[start RECORD LIST]

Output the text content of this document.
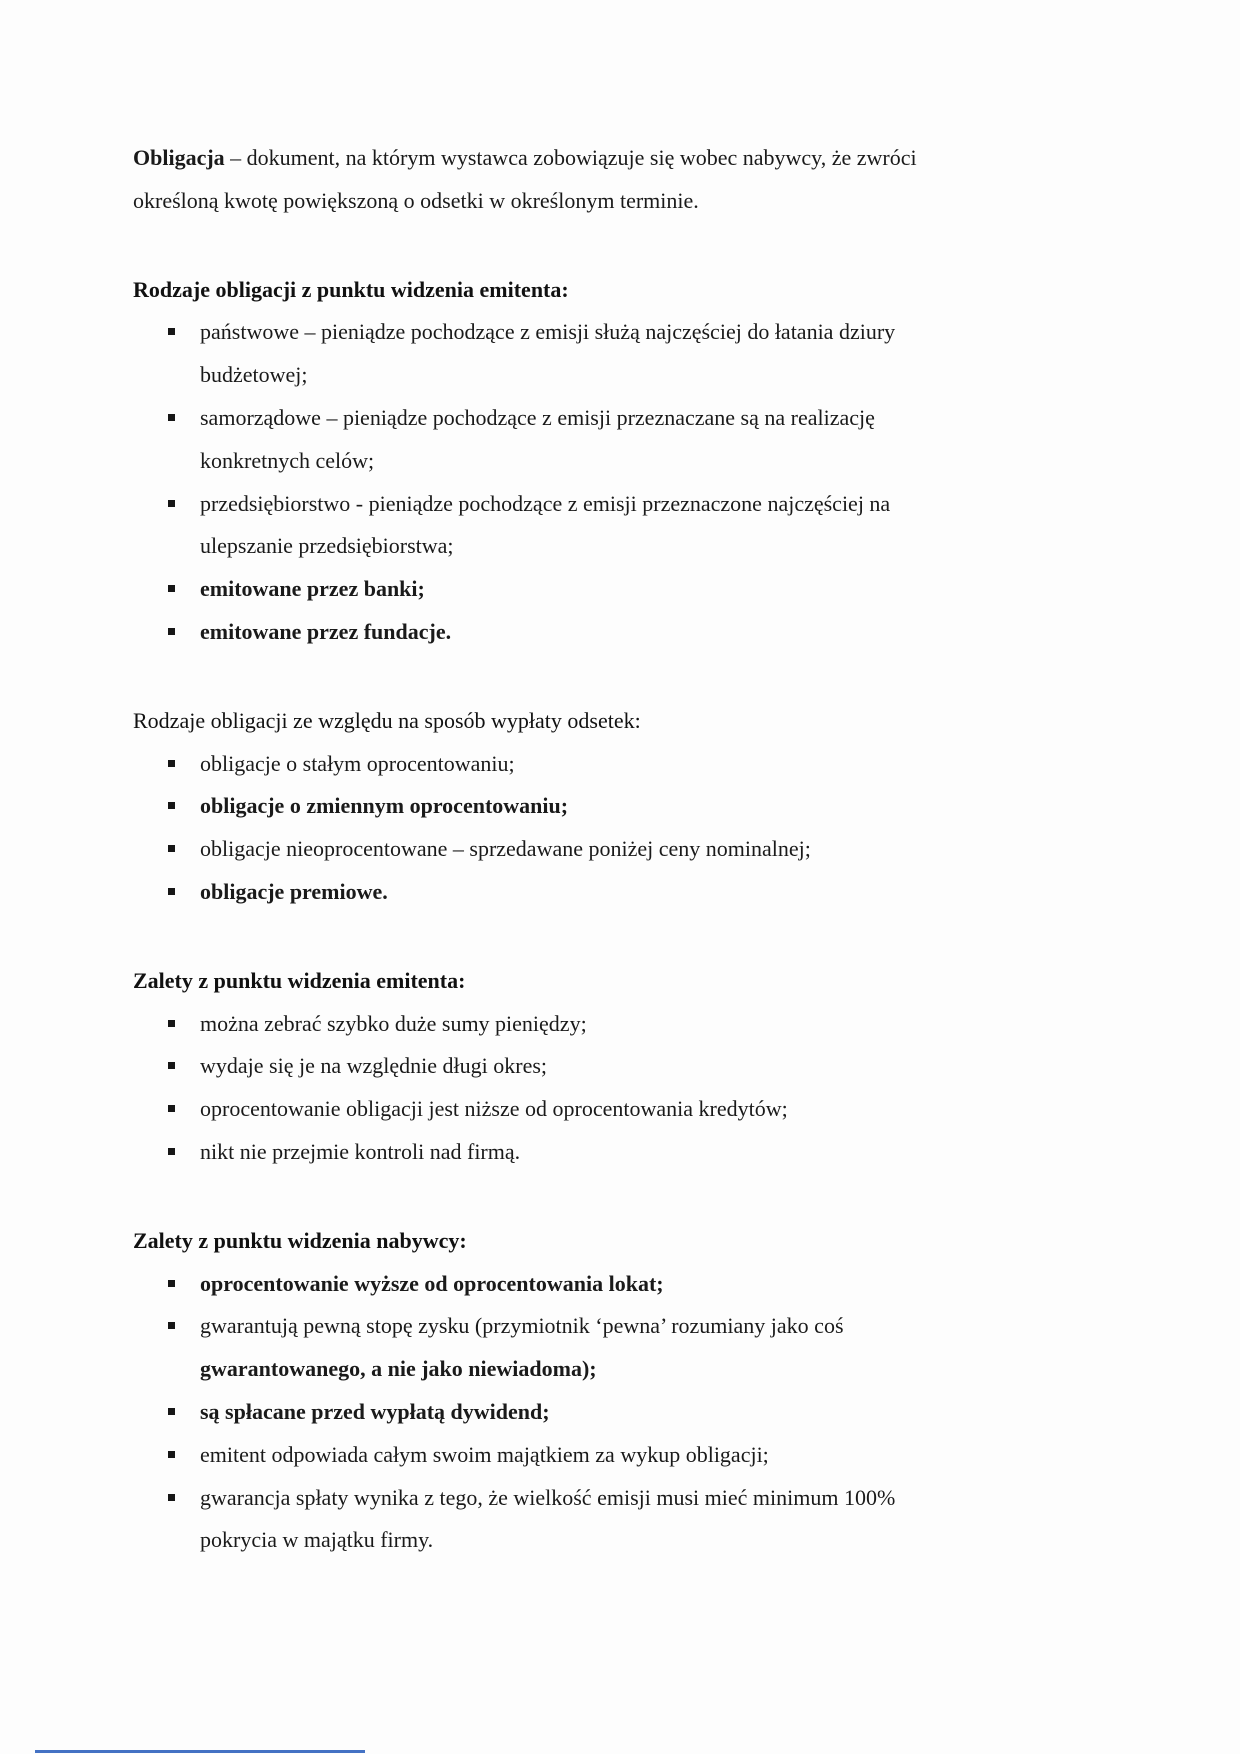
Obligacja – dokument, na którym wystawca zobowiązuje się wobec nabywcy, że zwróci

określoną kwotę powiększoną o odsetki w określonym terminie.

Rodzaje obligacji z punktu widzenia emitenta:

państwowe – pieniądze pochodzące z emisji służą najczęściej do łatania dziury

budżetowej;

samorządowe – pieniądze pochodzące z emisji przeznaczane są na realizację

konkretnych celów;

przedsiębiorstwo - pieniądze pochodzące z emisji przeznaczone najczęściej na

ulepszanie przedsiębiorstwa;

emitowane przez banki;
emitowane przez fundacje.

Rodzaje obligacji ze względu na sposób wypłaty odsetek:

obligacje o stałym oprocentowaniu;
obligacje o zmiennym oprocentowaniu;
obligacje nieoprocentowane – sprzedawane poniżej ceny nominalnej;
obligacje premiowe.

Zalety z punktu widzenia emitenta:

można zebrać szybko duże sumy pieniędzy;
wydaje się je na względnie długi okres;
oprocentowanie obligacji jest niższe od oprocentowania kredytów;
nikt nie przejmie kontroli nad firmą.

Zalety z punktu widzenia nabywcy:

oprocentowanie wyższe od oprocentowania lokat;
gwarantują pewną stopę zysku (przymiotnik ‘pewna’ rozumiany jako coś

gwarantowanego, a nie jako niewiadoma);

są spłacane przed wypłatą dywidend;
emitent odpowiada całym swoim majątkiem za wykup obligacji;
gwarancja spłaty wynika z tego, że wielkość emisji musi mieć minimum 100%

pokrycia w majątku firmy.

[end RECORD LIST]
[start RECORD LIST]

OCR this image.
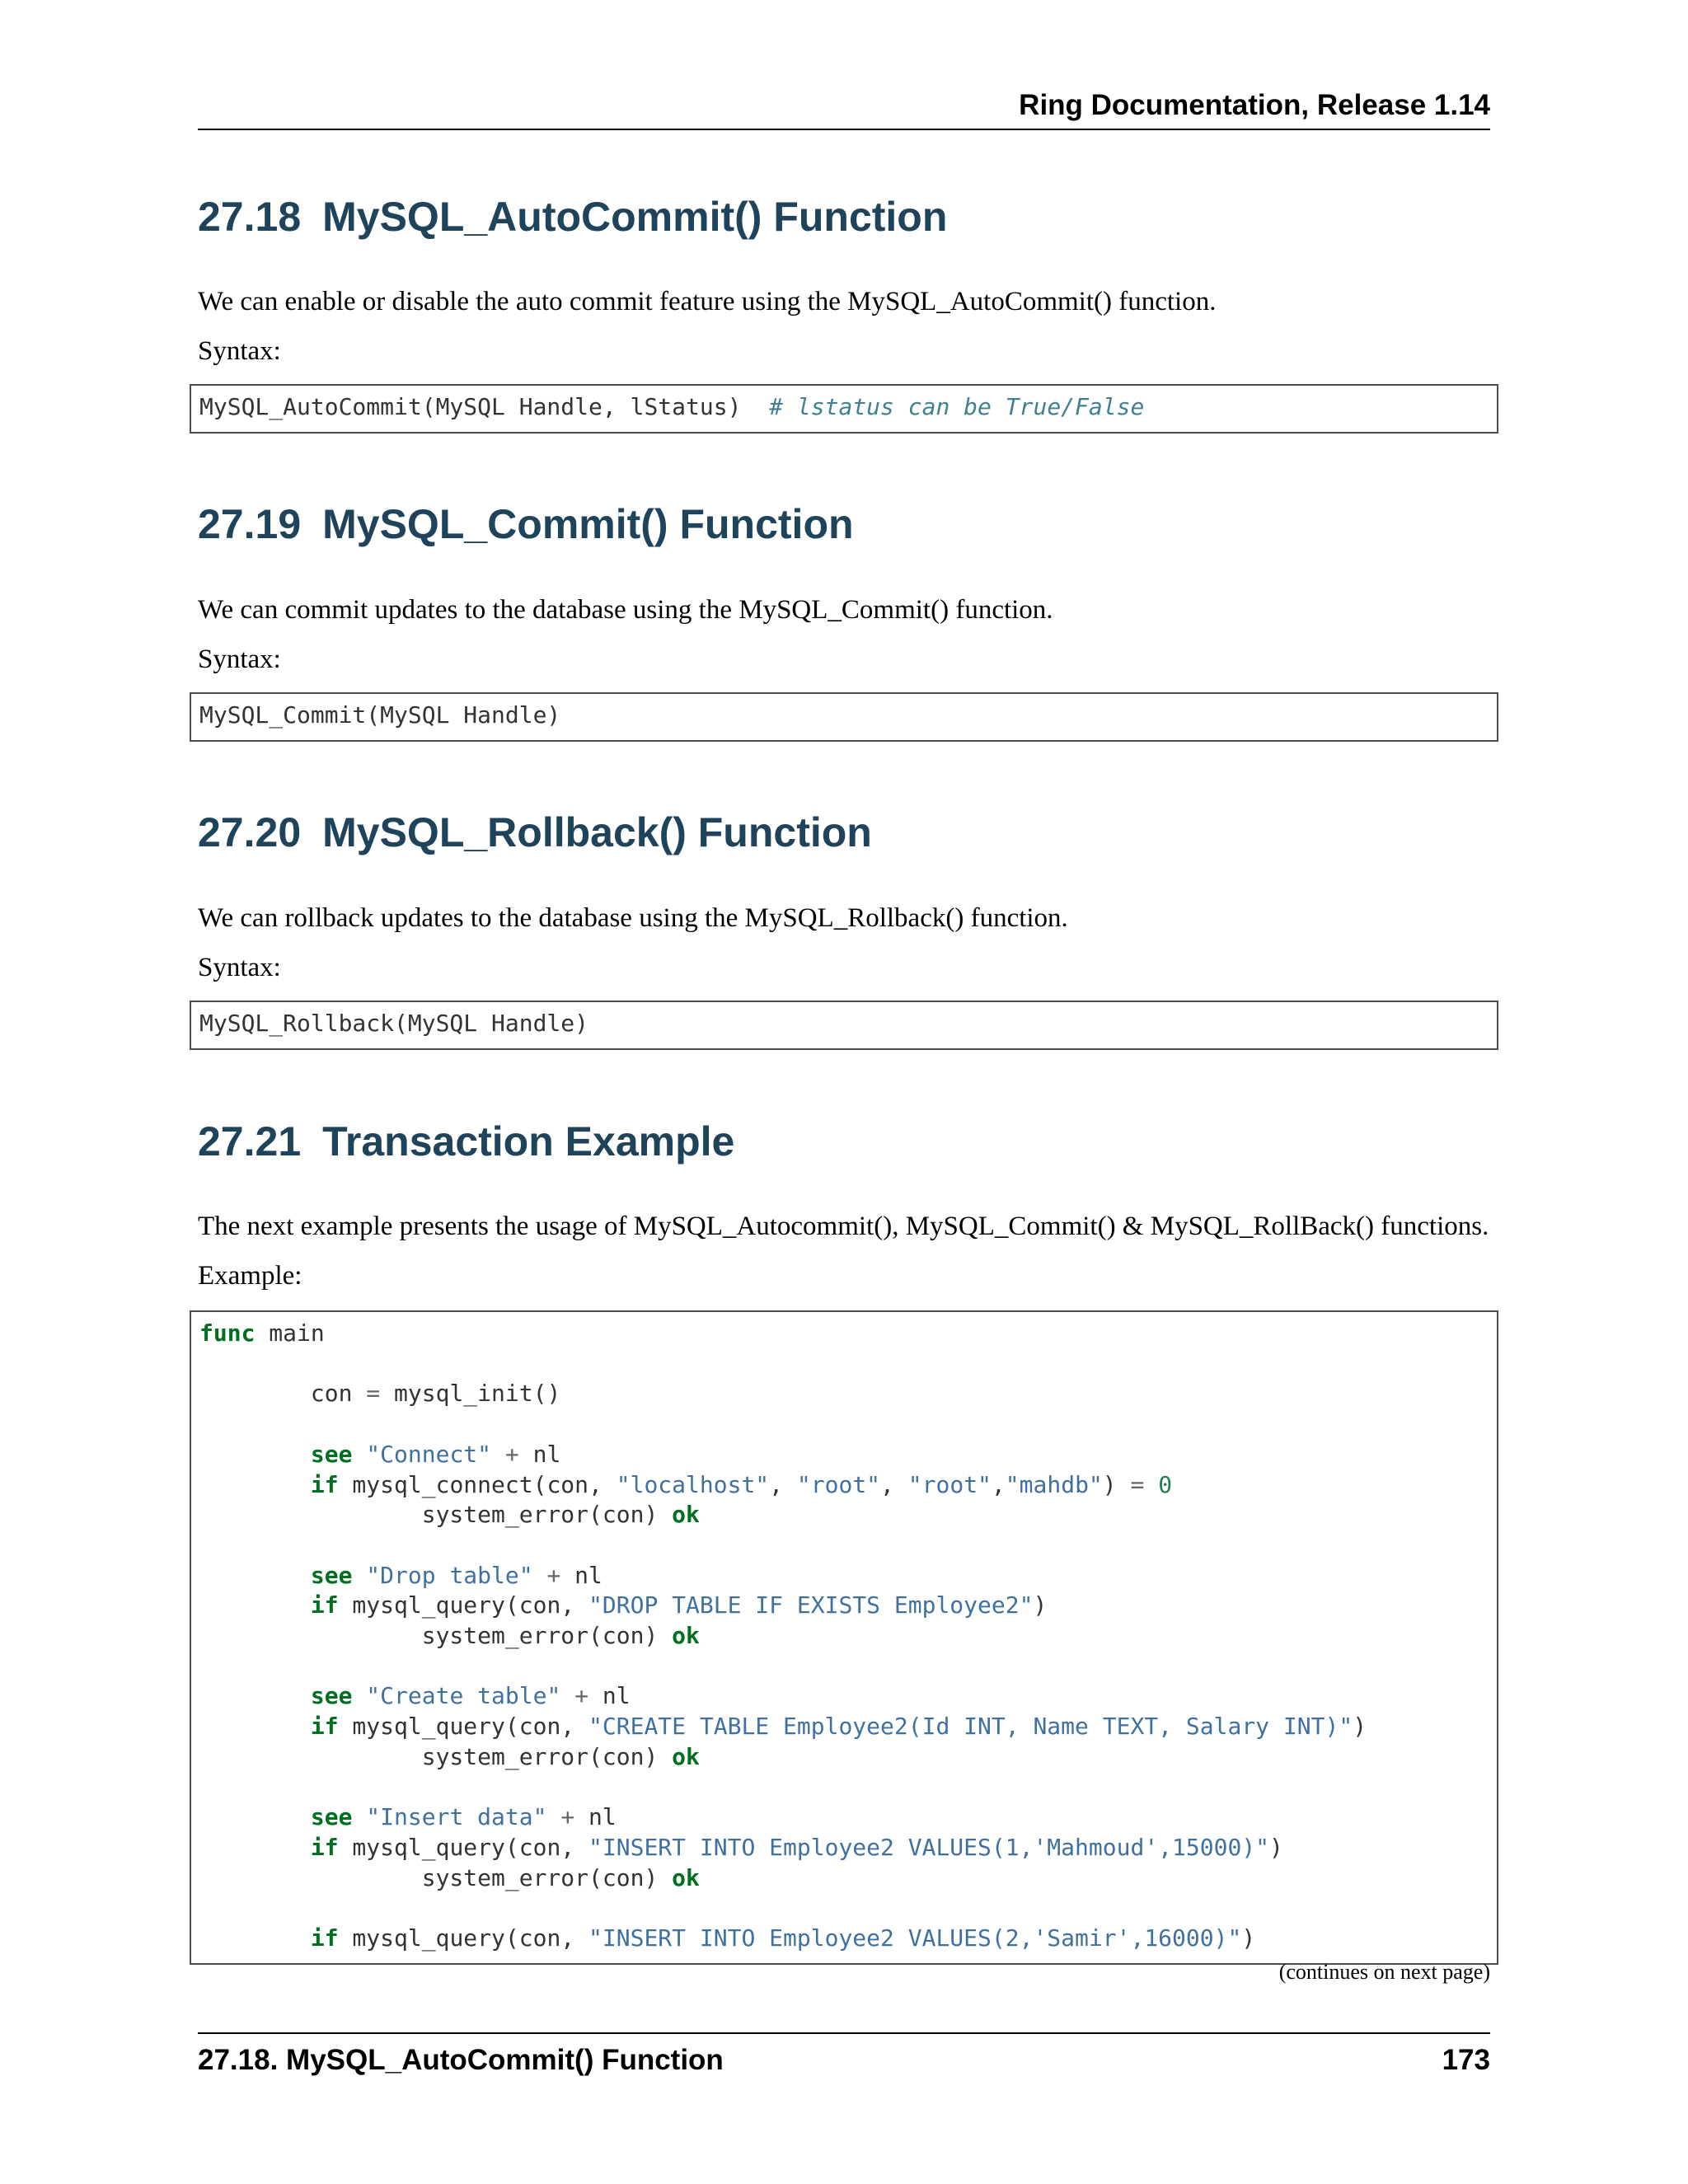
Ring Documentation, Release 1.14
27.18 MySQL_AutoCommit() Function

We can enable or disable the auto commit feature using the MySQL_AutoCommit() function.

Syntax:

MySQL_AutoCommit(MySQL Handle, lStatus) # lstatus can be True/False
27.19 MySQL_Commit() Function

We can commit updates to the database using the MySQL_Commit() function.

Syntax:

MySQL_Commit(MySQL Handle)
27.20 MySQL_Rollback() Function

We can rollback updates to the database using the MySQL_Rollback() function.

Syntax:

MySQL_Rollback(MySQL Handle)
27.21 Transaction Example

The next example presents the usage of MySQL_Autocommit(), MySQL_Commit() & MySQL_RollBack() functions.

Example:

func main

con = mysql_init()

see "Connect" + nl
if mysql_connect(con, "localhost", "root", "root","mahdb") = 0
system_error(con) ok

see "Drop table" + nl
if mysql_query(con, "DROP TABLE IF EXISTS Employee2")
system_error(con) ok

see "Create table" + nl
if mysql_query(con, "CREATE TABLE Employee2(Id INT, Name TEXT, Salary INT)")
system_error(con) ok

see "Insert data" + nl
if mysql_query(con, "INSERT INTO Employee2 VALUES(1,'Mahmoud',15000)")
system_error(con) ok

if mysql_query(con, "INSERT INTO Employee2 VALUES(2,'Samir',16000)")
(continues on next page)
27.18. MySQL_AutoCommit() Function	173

[end RECORD LIST]
[start RECORD LIST]

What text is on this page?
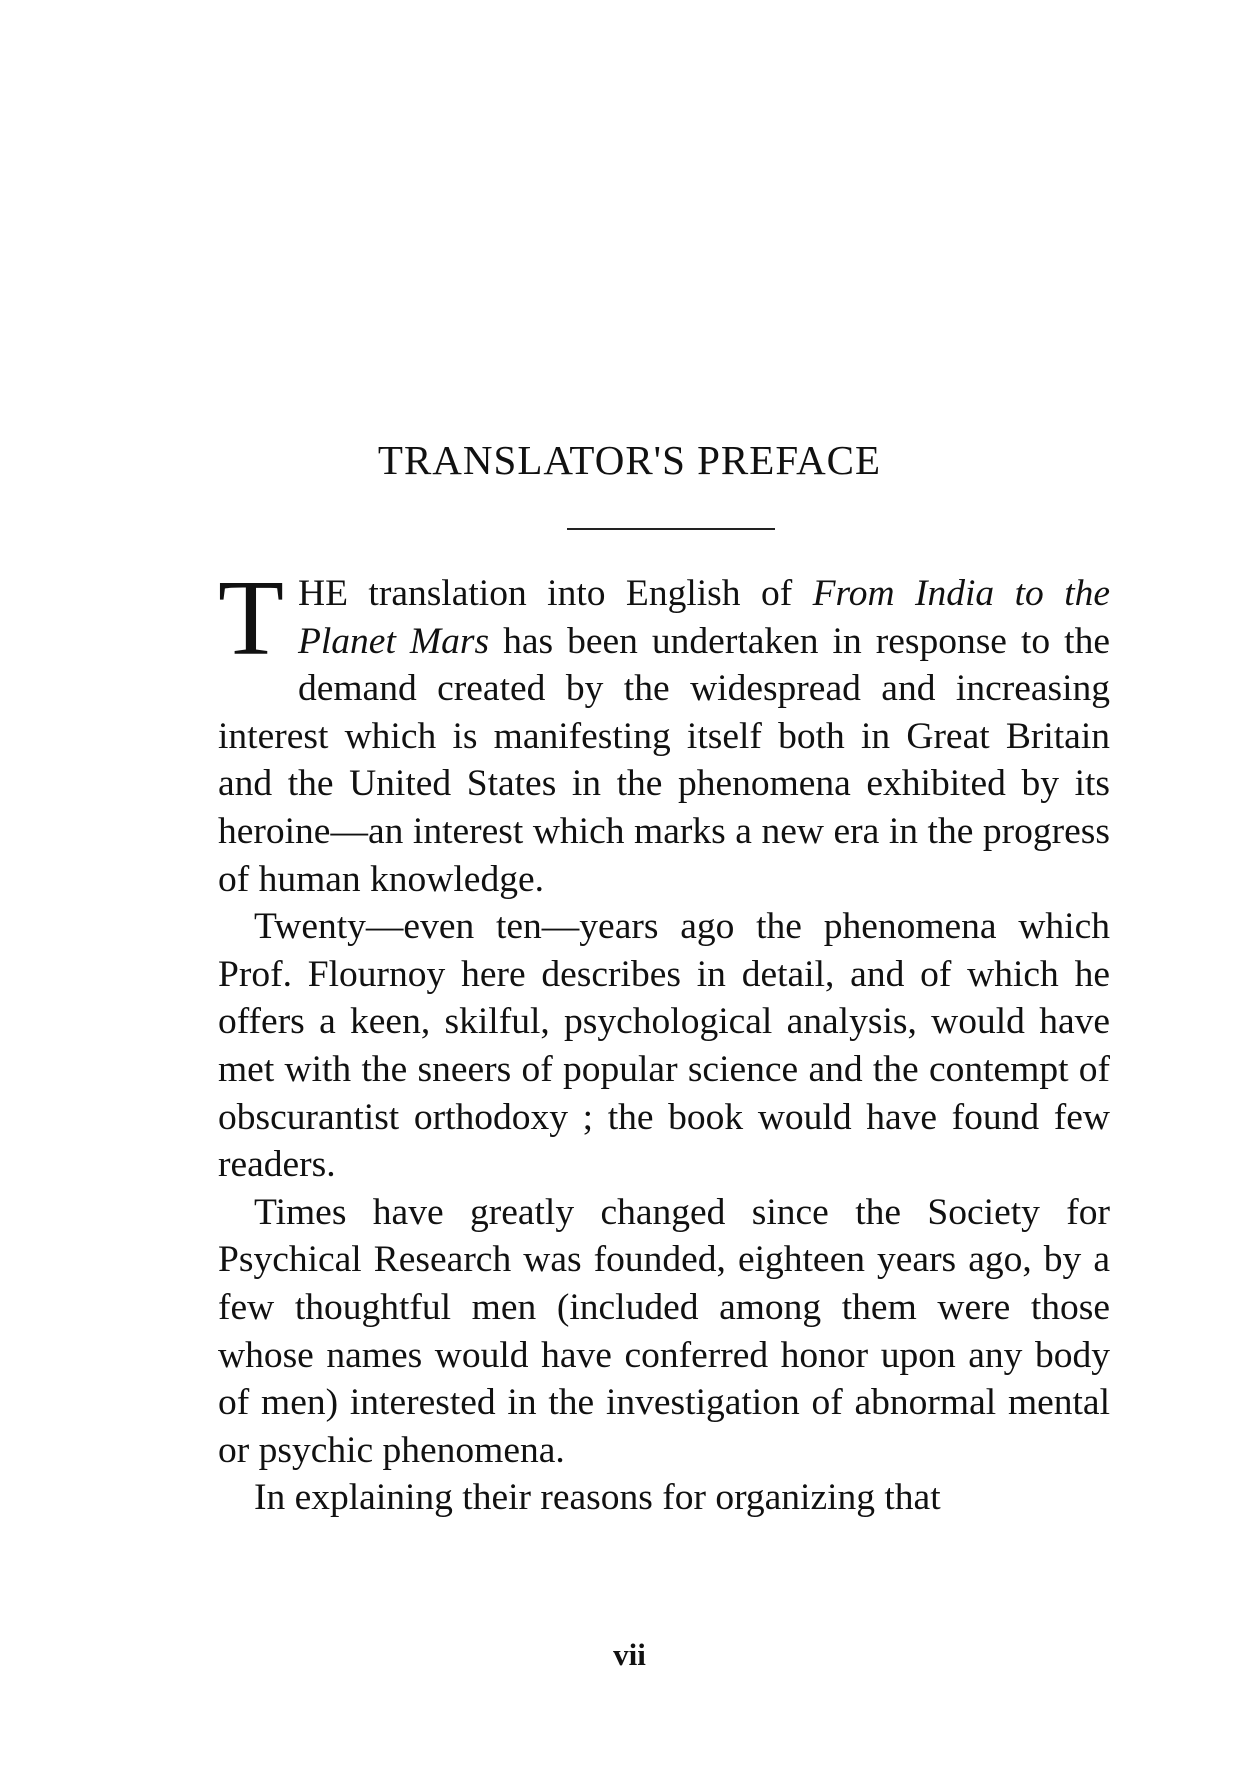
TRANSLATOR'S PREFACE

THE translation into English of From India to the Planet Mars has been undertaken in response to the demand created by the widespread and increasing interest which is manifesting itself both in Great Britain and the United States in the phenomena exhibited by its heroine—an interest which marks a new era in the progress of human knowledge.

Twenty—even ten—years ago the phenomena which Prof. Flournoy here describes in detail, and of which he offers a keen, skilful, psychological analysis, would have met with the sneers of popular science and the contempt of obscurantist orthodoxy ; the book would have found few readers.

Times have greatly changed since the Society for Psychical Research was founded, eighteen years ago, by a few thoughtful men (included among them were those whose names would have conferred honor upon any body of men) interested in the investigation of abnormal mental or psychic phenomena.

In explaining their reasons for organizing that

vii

[end RECORD LIST]

TASK GOAL —
Lines that hold "obligacji" are the ones to copy; find all of them.

TASK RESULT —
Rodzaje obligacji z punktu widzenia emitenta:
Rodzaje obligacji ze względu na sposób wypłaty odsetek:
oprocentowanie obligacji jest niższe od oprocentowania kredytów;
emitent odpowiada całym swoim majątkiem za wykup obligacji;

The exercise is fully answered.